▶ [Stated problem]
Copy the data that follows exactly. Include no pictures.

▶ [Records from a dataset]
------------------------
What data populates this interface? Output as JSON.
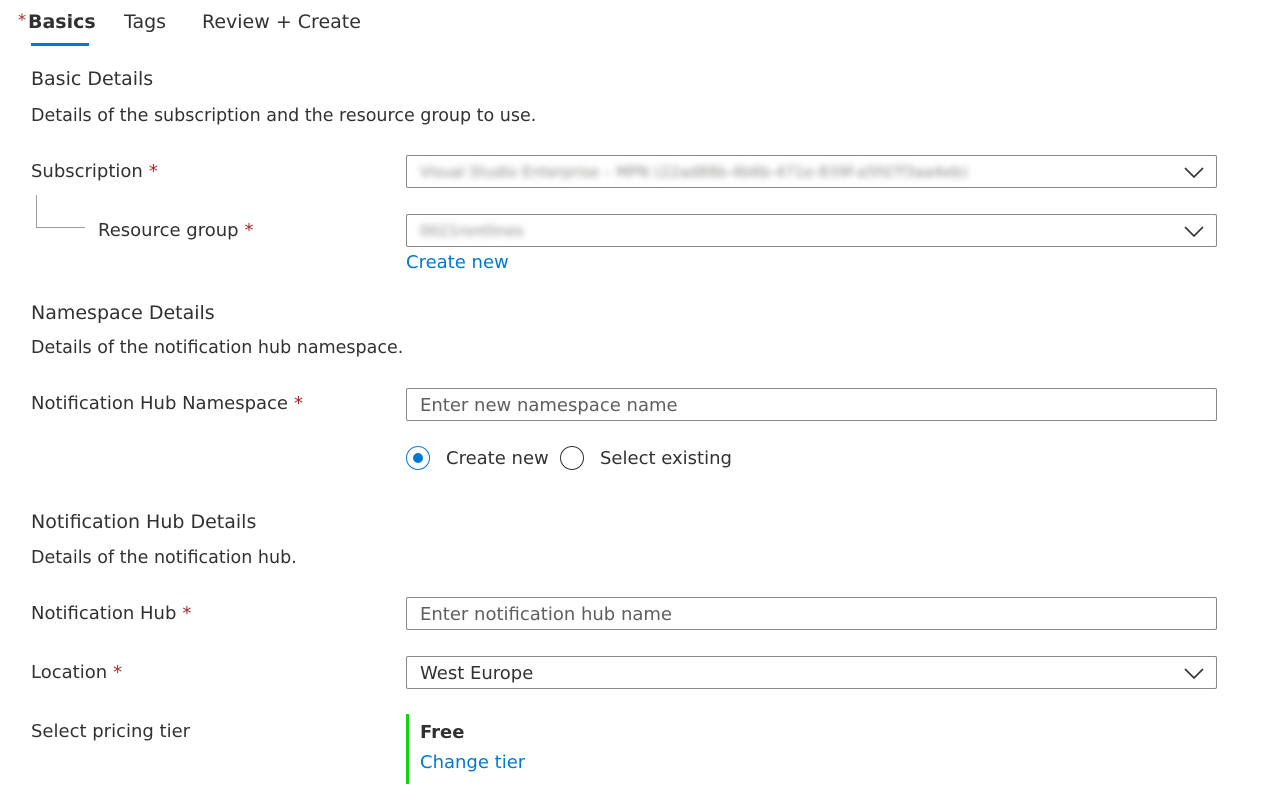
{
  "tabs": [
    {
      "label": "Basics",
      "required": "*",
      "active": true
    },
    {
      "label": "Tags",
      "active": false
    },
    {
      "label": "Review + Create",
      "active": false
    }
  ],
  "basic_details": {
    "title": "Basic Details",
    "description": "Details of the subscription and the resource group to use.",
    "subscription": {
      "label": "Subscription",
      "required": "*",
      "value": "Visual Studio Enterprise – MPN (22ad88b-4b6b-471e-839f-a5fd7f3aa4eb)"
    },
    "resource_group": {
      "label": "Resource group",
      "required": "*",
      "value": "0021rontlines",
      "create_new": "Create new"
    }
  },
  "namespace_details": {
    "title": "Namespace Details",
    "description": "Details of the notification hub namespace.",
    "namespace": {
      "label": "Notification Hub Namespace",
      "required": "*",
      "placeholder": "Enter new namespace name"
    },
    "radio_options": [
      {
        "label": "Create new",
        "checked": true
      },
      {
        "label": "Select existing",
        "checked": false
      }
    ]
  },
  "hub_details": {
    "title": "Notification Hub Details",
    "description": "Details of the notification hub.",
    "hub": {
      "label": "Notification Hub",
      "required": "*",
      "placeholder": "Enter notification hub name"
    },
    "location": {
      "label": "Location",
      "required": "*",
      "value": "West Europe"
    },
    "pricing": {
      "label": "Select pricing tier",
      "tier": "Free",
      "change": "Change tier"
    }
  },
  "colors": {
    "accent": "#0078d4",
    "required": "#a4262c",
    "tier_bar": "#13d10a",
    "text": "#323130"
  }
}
------------------------
▶ [Reply to the exercise]
What data populates this interface? Output as JSON.
{
  "tabs": [
    {
      "label": "Basics",
      "required": "*",
      "active": true
    },
    {
      "label": "Tags",
      "active": false
    },
    {
      "label": "Review + Create",
      "active": false
    }
  ],
  "basic_details": {
    "title": "Basic Details",
    "description": "Details of the subscription and the resource group to use.",
    "subscription": {
      "label": "Subscription",
      "required": "*",
      "value": "Visual Studio Enterprise – MPN (22ad88b-4b6b-471e-839f-a5fd7f3aa4eb)"
    },
    "resource_group": {
      "label": "Resource group",
      "required": "*",
      "value": "0021rontlines",
      "create_new": "Create new"
    }
  },
  "namespace_details": {
    "title": "Namespace Details",
    "description": "Details of the notification hub namespace.",
    "namespace": {
      "label": "Notification Hub Namespace",
      "required": "*",
      "placeholder": "Enter new namespace name"
    },
    "radio_options": [
      {
        "label": "Create new",
        "checked": true
      },
      {
        "label": "Select existing",
        "checked": false
      }
    ]
  },
  "hub_details": {
    "title": "Notification Hub Details",
    "description": "Details of the notification hub.",
    "hub": {
      "label": "Notification Hub",
      "required": "*",
      "placeholder": "Enter notification hub name"
    },
    "location": {
      "label": "Location",
      "required": "*",
      "value": "West Europe"
    },
    "pricing": {
      "label": "Select pricing tier",
      "tier": "Free",
      "change": "Change tier"
    }
  },
  "colors": {
    "accent": "#0078d4",
    "required": "#a4262c",
    "tier_bar": "#13d10a",
    "text": "#323130"
  }
}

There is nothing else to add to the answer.